* **WRITTEN INSTRUCTION**
Set each entry down verbatim, omitting images.

Stored records:
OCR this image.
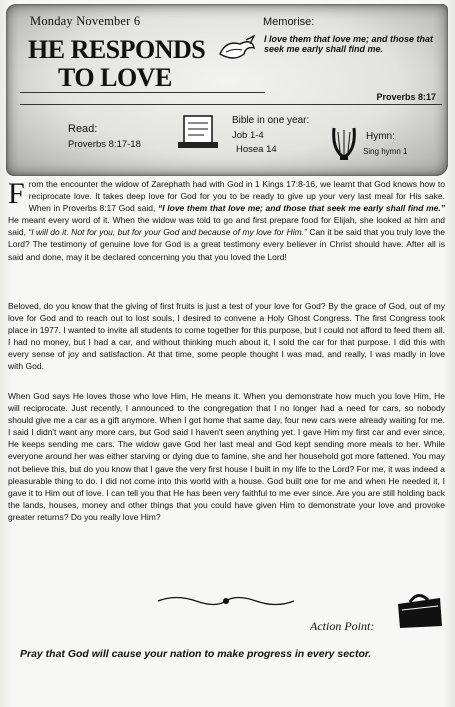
Monday November 6
HE RESPONDS
TO LOVE
Memorise:
I love them that love me; and those that seek me early shall find me.
Proverbs 8:17
Read:
Proverbs 8:17-18
Bible in one year:
Job 1-4
Hosea 14
Hymn:
Sing hymn 1
F rom the encounter the widow of Zarephath had with God in 1 Kings 17:8-16, we learnt that God knows how to reciprocate love. It takes deep love for God for you to be ready to give up your very last meal for His sake. When in Proverbs 8:17 God said, “I love them that love me; and those that seek me early shall find me.” He meant every word of it. When the widow was told to go and first prepare food for Elijah, she looked at him and said, “I will do it. Not for you, but for your God and because of my love for Him.” Can it be said that you truly love the Lord? The testimony of genuine love for God is a great testimony every believer in Christ should have. After all is said and done, may it be declared concerning you that you loved the Lord!
Beloved, do you know that the giving of first fruits is just a test of your love for God? By the grace of God, out of my love for God and to reach out to lost souls, I desired to convene a Holy Ghost Congress. The first Congress took place in 1977. I wanted to invite all students to come together for this purpose, but I could not afford to feed them all. I had no money, but I had a car, and without thinking much about it, I sold the car for that purpose. I did this with every sense of joy and satisfaction. At that time, some people thought I was mad, and really, I was madly in love with God.
When God says He loves those who love Him, He means it. When you demonstrate how much you love Him, He will reciprocate. Just recently, I announced to the congregation that I no longer had a need for cars, so nobody should give me a car as a gift anymore. When I got home that same day, four new cars were already waiting for me. I said I didn't want any more cars, but God said I haven't seen anything yet. I gave Him my first car and ever since, He keeps sending me cars. The widow gave God her last meal and God kept sending more meals to her. While everyone around her was either starving or dying due to famine, she and her household got more fattened. You may not believe this, but do you know that I gave the very first house I built in my life to the Lord? For me, it was indeed a pleasurable thing to do. I did not come into this world with a house. God built one for me and when He needed it, I gave it to Him out of love. I can tell you that He has been very faithful to me ever since. Are you are still holding back the lands, houses, money and other things that you could have given Him to demonstrate your love and provoke greater returns? Do you really love Him?
Action Point:
Pray that God will cause your nation to make progress in every sector.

* **OUTPUT BELOW**
OCR this image.
Monday November 6
HE RESPONDS
TO LOVE
Memorise:
I love them that love me; and those that seek me early shall find me.
Proverbs 8:17
Read:
Proverbs 8:17-18
Bible in one year:
Job 1-4
Hosea 14
Hymn:
Sing hymn 1
F rom the encounter the widow of Zarephath had with God in 1 Kings 17:8-16, we learnt that God knows how to reciprocate love. It takes deep love for God for you to be ready to give up your very last meal for His sake. When in Proverbs 8:17 God said, “I love them that love me; and those that seek me early shall find me.” He meant every word of it. When the widow was told to go and first prepare food for Elijah, she looked at him and said, “I will do it. Not for you, but for your God and because of my love for Him.” Can it be said that you truly love the Lord? The testimony of genuine love for God is a great testimony every believer in Christ should have. After all is said and done, may it be declared concerning you that you loved the Lord!
Beloved, do you know that the giving of first fruits is just a test of your love for God? By the grace of God, out of my love for God and to reach out to lost souls, I desired to convene a Holy Ghost Congress. The first Congress took place in 1977. I wanted to invite all students to come together for this purpose, but I could not afford to feed them all. I had no money, but I had a car, and without thinking much about it, I sold the car for that purpose. I did this with every sense of joy and satisfaction. At that time, some people thought I was mad, and really, I was madly in love with God.
When God says He loves those who love Him, He means it. When you demonstrate how much you love Him, He will reciprocate. Just recently, I announced to the congregation that I no longer had a need for cars, so nobody should give me a car as a gift anymore. When I got home that same day, four new cars were already waiting for me. I said I didn't want any more cars, but God said I haven't seen anything yet. I gave Him my first car and ever since, He keeps sending me cars. The widow gave God her last meal and God kept sending more meals to her. While everyone around her was either starving or dying due to famine, she and her household got more fattened. You may not believe this, but do you know that I gave the very first house I built in my life to the Lord? For me, it was indeed a pleasurable thing to do. I did not come into this world with a house. God built one for me and when He needed it, I gave it to Him out of love. I can tell you that He has been very faithful to me ever since. Are you are still holding back the lands, houses, money and other things that you could have given Him to demonstrate your love and provoke greater returns? Do you really love Him?
Action Point:
Pray that God will cause your nation to make progress in every sector.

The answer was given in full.